Goal of the exercise. Emit the entire listing verbatim.

Provided data.
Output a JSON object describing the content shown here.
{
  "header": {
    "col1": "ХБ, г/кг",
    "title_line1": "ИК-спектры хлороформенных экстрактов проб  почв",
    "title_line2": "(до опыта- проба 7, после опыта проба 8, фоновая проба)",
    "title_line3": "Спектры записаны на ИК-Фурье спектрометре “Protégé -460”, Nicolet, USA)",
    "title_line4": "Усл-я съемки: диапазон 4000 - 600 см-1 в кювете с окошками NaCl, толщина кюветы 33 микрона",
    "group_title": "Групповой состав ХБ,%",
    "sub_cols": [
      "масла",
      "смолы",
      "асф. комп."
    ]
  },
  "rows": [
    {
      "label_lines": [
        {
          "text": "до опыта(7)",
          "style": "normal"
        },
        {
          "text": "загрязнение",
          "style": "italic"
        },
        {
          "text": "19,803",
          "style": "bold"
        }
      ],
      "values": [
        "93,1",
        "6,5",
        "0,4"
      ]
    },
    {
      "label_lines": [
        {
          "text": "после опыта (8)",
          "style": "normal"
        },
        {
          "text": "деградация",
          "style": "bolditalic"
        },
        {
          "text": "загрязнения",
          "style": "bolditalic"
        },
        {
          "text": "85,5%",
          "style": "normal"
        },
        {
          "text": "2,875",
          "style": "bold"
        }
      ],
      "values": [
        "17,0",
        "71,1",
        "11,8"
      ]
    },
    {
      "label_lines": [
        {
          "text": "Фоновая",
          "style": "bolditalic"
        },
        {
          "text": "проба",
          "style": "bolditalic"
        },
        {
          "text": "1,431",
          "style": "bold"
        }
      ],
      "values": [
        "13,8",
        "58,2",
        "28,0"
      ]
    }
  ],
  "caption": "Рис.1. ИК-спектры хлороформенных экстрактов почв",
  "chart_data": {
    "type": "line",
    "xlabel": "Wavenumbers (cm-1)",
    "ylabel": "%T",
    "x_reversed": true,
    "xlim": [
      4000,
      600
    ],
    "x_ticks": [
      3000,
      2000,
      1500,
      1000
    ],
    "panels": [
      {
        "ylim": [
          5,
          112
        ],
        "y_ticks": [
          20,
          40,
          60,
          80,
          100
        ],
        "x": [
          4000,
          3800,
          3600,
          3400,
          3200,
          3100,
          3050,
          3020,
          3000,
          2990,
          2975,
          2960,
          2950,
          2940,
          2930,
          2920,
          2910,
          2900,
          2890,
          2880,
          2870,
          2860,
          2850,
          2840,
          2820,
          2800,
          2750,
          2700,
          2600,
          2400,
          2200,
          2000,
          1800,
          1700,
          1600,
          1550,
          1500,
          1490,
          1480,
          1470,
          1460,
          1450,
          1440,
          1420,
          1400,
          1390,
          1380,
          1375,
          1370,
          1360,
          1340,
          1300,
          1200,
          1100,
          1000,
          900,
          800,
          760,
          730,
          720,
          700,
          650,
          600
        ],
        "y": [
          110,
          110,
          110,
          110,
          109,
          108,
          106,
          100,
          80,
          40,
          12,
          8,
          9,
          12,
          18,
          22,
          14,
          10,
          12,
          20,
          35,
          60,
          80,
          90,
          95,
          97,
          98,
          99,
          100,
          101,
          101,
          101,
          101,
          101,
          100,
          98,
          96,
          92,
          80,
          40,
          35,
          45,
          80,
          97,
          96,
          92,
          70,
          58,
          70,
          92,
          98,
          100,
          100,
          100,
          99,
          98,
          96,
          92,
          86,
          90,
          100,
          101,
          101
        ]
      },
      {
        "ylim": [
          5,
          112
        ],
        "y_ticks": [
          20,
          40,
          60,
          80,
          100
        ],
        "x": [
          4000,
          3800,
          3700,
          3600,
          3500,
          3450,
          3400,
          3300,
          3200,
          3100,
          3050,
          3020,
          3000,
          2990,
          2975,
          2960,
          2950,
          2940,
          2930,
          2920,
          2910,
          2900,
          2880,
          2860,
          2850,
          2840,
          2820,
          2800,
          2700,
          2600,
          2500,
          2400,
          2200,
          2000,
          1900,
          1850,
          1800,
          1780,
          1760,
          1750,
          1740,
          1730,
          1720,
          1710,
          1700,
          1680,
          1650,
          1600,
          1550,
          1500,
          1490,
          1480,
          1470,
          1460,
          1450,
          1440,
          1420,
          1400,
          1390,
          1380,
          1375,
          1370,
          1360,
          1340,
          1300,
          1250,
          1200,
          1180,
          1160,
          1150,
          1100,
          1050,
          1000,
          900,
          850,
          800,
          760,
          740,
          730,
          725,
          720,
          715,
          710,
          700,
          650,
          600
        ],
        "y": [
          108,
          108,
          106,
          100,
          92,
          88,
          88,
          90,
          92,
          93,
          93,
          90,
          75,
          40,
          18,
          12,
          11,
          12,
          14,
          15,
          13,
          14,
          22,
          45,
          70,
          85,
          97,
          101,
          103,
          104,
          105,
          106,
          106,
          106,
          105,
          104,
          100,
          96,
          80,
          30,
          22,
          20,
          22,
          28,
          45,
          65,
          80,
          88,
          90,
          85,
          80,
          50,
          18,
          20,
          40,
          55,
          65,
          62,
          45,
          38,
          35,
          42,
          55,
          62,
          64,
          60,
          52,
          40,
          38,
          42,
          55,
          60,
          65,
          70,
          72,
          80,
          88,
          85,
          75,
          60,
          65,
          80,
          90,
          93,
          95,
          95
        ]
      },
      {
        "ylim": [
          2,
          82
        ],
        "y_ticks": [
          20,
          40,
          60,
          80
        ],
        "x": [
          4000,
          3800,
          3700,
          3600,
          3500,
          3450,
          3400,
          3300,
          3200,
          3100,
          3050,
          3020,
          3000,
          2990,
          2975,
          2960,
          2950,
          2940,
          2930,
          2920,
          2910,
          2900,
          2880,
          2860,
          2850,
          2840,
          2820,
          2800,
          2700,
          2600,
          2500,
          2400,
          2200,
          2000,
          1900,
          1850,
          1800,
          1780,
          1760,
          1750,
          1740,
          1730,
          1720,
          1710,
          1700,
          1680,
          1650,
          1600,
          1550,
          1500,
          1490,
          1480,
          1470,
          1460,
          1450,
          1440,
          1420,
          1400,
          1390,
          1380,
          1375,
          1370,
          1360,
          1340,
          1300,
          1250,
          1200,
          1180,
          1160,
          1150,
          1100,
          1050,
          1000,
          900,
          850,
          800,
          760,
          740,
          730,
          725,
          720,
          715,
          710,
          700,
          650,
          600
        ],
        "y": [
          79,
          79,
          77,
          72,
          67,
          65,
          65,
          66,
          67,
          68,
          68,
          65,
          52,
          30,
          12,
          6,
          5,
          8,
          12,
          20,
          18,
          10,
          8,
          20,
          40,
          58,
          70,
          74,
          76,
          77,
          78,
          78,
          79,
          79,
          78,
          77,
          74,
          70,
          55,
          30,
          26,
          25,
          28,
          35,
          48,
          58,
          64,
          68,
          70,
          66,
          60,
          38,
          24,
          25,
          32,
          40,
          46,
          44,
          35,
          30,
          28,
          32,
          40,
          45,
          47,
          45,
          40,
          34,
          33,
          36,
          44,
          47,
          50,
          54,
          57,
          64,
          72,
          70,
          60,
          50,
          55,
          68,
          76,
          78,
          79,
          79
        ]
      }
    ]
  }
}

Answer in full.
Output a JSON object describing the content shown here.
{
  "header": {
    "col1": "ХБ, г/кг",
    "title_line1": "ИК-спектры хлороформенных экстрактов проб  почв",
    "title_line2": "(до опыта- проба 7, после опыта проба 8, фоновая проба)",
    "title_line3": "Спектры записаны на ИК-Фурье спектрометре “Protégé -460”, Nicolet, USA)",
    "title_line4": "Усл-я съемки: диапазон 4000 - 600 см-1 в кювете с окошками NaCl, толщина кюветы 33 микрона",
    "group_title": "Групповой состав ХБ,%",
    "sub_cols": [
      "масла",
      "смолы",
      "асф. комп."
    ]
  },
  "rows": [
    {
      "label_lines": [
        {
          "text": "до опыта(7)",
          "style": "normal"
        },
        {
          "text": "загрязнение",
          "style": "italic"
        },
        {
          "text": "19,803",
          "style": "bold"
        }
      ],
      "values": [
        "93,1",
        "6,5",
        "0,4"
      ]
    },
    {
      "label_lines": [
        {
          "text": "после опыта (8)",
          "style": "normal"
        },
        {
          "text": "деградация",
          "style": "bolditalic"
        },
        {
          "text": "загрязнения",
          "style": "bolditalic"
        },
        {
          "text": "85,5%",
          "style": "normal"
        },
        {
          "text": "2,875",
          "style": "bold"
        }
      ],
      "values": [
        "17,0",
        "71,1",
        "11,8"
      ]
    },
    {
      "label_lines": [
        {
          "text": "Фоновая",
          "style": "bolditalic"
        },
        {
          "text": "проба",
          "style": "bolditalic"
        },
        {
          "text": "1,431",
          "style": "bold"
        }
      ],
      "values": [
        "13,8",
        "58,2",
        "28,0"
      ]
    }
  ],
  "caption": "Рис.1. ИК-спектры хлороформенных экстрактов почв",
  "chart_data": {
    "type": "line",
    "xlabel": "Wavenumbers (cm-1)",
    "ylabel": "%T",
    "x_reversed": true,
    "xlim": [
      4000,
      600
    ],
    "x_ticks": [
      3000,
      2000,
      1500,
      1000
    ],
    "panels": [
      {
        "ylim": [
          5,
          112
        ],
        "y_ticks": [
          20,
          40,
          60,
          80,
          100
        ],
        "x": [
          4000,
          3800,
          3600,
          3400,
          3200,
          3100,
          3050,
          3020,
          3000,
          2990,
          2975,
          2960,
          2950,
          2940,
          2930,
          2920,
          2910,
          2900,
          2890,
          2880,
          2870,
          2860,
          2850,
          2840,
          2820,
          2800,
          2750,
          2700,
          2600,
          2400,
          2200,
          2000,
          1800,
          1700,
          1600,
          1550,
          1500,
          1490,
          1480,
          1470,
          1460,
          1450,
          1440,
          1420,
          1400,
          1390,
          1380,
          1375,
          1370,
          1360,
          1340,
          1300,
          1200,
          1100,
          1000,
          900,
          800,
          760,
          730,
          720,
          700,
          650,
          600
        ],
        "y": [
          110,
          110,
          110,
          110,
          109,
          108,
          106,
          100,
          80,
          40,
          12,
          8,
          9,
          12,
          18,
          22,
          14,
          10,
          12,
          20,
          35,
          60,
          80,
          90,
          95,
          97,
          98,
          99,
          100,
          101,
          101,
          101,
          101,
          101,
          100,
          98,
          96,
          92,
          80,
          40,
          35,
          45,
          80,
          97,
          96,
          92,
          70,
          58,
          70,
          92,
          98,
          100,
          100,
          100,
          99,
          98,
          96,
          92,
          86,
          90,
          100,
          101,
          101
        ]
      },
      {
        "ylim": [
          5,
          112
        ],
        "y_ticks": [
          20,
          40,
          60,
          80,
          100
        ],
        "x": [
          4000,
          3800,
          3700,
          3600,
          3500,
          3450,
          3400,
          3300,
          3200,
          3100,
          3050,
          3020,
          3000,
          2990,
          2975,
          2960,
          2950,
          2940,
          2930,
          2920,
          2910,
          2900,
          2880,
          2860,
          2850,
          2840,
          2820,
          2800,
          2700,
          2600,
          2500,
          2400,
          2200,
          2000,
          1900,
          1850,
          1800,
          1780,
          1760,
          1750,
          1740,
          1730,
          1720,
          1710,
          1700,
          1680,
          1650,
          1600,
          1550,
          1500,
          1490,
          1480,
          1470,
          1460,
          1450,
          1440,
          1420,
          1400,
          1390,
          1380,
          1375,
          1370,
          1360,
          1340,
          1300,
          1250,
          1200,
          1180,
          1160,
          1150,
          1100,
          1050,
          1000,
          900,
          850,
          800,
          760,
          740,
          730,
          725,
          720,
          715,
          710,
          700,
          650,
          600
        ],
        "y": [
          108,
          108,
          106,
          100,
          92,
          88,
          88,
          90,
          92,
          93,
          93,
          90,
          75,
          40,
          18,
          12,
          11,
          12,
          14,
          15,
          13,
          14,
          22,
          45,
          70,
          85,
          97,
          101,
          103,
          104,
          105,
          106,
          106,
          106,
          105,
          104,
          100,
          96,
          80,
          30,
          22,
          20,
          22,
          28,
          45,
          65,
          80,
          88,
          90,
          85,
          80,
          50,
          18,
          20,
          40,
          55,
          65,
          62,
          45,
          38,
          35,
          42,
          55,
          62,
          64,
          60,
          52,
          40,
          38,
          42,
          55,
          60,
          65,
          70,
          72,
          80,
          88,
          85,
          75,
          60,
          65,
          80,
          90,
          93,
          95,
          95
        ]
      },
      {
        "ylim": [
          2,
          82
        ],
        "y_ticks": [
          20,
          40,
          60,
          80
        ],
        "x": [
          4000,
          3800,
          3700,
          3600,
          3500,
          3450,
          3400,
          3300,
          3200,
          3100,
          3050,
          3020,
          3000,
          2990,
          2975,
          2960,
          2950,
          2940,
          2930,
          2920,
          2910,
          2900,
          2880,
          2860,
          2850,
          2840,
          2820,
          2800,
          2700,
          2600,
          2500,
          2400,
          2200,
          2000,
          1900,
          1850,
          1800,
          1780,
          1760,
          1750,
          1740,
          1730,
          1720,
          1710,
          1700,
          1680,
          1650,
          1600,
          1550,
          1500,
          1490,
          1480,
          1470,
          1460,
          1450,
          1440,
          1420,
          1400,
          1390,
          1380,
          1375,
          1370,
          1360,
          1340,
          1300,
          1250,
          1200,
          1180,
          1160,
          1150,
          1100,
          1050,
          1000,
          900,
          850,
          800,
          760,
          740,
          730,
          725,
          720,
          715,
          710,
          700,
          650,
          600
        ],
        "y": [
          79,
          79,
          77,
          72,
          67,
          65,
          65,
          66,
          67,
          68,
          68,
          65,
          52,
          30,
          12,
          6,
          5,
          8,
          12,
          20,
          18,
          10,
          8,
          20,
          40,
          58,
          70,
          74,
          76,
          77,
          78,
          78,
          79,
          79,
          78,
          77,
          74,
          70,
          55,
          30,
          26,
          25,
          28,
          35,
          48,
          58,
          64,
          68,
          70,
          66,
          60,
          38,
          24,
          25,
          32,
          40,
          46,
          44,
          35,
          30,
          28,
          32,
          40,
          45,
          47,
          45,
          40,
          34,
          33,
          36,
          44,
          47,
          50,
          54,
          57,
          64,
          72,
          70,
          60,
          50,
          55,
          68,
          76,
          78,
          79,
          79
        ]
      }
    ]
  }
}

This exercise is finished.